• REQUIRED TASK
Reproduce verbatim the portion of the material that runs from its first line through the line containing "- answer-text-line: （3）雕栏玉砌应犹在；恰似一江春水向东流。: [0, 1533, 1200, 1588]", including both of those lines.

** start DATASET CONTENT **

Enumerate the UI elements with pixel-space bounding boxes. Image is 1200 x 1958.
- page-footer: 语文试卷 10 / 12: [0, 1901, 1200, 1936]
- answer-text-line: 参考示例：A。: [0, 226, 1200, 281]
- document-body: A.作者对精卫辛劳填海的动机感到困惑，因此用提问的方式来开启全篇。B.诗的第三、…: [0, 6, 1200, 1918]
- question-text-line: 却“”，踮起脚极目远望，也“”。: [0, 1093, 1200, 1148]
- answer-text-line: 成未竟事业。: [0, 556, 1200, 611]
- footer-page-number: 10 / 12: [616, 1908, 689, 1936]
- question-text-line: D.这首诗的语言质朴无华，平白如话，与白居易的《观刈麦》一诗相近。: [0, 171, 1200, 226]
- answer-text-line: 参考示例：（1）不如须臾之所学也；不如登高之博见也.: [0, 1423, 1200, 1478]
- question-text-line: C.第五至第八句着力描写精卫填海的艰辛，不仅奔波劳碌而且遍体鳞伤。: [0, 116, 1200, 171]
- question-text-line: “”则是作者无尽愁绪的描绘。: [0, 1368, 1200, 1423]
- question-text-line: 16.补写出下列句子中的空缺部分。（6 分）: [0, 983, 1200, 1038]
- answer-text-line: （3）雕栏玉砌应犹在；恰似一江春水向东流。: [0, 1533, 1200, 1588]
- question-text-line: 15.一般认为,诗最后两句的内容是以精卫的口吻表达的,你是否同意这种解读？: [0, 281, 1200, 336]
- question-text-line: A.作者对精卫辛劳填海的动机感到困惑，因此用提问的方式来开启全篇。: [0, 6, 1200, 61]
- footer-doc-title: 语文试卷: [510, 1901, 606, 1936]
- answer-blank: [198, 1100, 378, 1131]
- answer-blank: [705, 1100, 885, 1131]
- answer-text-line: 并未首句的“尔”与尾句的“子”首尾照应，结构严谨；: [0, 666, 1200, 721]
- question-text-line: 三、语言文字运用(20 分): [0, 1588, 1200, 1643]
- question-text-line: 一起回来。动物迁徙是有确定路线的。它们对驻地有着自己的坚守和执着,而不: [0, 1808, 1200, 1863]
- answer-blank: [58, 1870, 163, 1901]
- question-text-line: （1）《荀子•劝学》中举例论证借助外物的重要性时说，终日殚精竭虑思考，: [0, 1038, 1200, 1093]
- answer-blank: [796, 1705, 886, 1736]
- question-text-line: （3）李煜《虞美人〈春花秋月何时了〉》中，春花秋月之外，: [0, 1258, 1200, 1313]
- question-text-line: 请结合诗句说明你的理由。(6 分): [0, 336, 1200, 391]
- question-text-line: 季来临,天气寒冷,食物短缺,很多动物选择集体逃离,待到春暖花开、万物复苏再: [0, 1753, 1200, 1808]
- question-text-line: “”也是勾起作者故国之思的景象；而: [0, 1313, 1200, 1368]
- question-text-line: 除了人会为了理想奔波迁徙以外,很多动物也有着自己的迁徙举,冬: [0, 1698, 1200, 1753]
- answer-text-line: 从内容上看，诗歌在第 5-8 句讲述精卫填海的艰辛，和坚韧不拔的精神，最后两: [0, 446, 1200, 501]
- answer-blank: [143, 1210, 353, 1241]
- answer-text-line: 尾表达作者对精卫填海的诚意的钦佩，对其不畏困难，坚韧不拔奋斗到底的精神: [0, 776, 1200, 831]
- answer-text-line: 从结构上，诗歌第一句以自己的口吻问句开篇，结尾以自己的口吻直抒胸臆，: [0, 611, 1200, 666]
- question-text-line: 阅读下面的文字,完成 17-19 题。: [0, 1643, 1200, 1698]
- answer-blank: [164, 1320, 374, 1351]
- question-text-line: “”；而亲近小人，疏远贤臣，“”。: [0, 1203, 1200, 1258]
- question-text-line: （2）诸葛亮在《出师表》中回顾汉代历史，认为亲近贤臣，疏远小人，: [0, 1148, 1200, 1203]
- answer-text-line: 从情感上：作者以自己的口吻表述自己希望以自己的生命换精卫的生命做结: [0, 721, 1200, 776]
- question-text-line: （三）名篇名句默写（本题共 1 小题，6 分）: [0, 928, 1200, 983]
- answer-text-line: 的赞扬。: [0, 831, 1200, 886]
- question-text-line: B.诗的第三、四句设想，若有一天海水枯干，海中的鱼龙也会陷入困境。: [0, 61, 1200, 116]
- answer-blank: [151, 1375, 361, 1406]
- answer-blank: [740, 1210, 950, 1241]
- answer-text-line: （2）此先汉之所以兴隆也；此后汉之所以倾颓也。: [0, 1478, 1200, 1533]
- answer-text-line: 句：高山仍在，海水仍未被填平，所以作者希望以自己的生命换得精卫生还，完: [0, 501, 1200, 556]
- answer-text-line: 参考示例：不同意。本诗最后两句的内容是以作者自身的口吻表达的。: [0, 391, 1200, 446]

** end DATASET CONTENT **

• RIGHT ANSWER
Enumerate the UI elements with pixel-space bounding boxes. Image is 1200 x 1958.
- page-footer: 语文试卷 10 / 12: [0, 1901, 1200, 1936]
- answer-text-line: 参考示例：A。: [0, 226, 1200, 281]
- document-body: A.作者对精卫辛劳填海的动机感到困惑，因此用提问的方式来开启全篇。B.诗的第三、…: [0, 6, 1200, 1918]
- question-text-line: 却“”，踮起脚极目远望，也“”。: [0, 1093, 1200, 1148]
- answer-text-line: 成未竟事业。: [0, 556, 1200, 611]
- footer-page-number: 10 / 12: [616, 1908, 689, 1936]
- question-text-line: D.这首诗的语言质朴无华，平白如话，与白居易的《观刈麦》一诗相近。: [0, 171, 1200, 226]
- answer-text-line: 参考示例：（1）不如须臾之所学也；不如登高之博见也.: [0, 1423, 1200, 1478]
- question-text-line: C.第五至第八句着力描写精卫填海的艰辛，不仅奔波劳碌而且遍体鳞伤。: [0, 116, 1200, 171]
- question-text-line: “”则是作者无尽愁绪的描绘。: [0, 1368, 1200, 1423]
- question-text-line: 16.补写出下列句子中的空缺部分。（6 分）: [0, 983, 1200, 1038]
- answer-text-line: （3）雕栏玉砌应犹在；恰似一江春水向东流。: [0, 1533, 1200, 1588]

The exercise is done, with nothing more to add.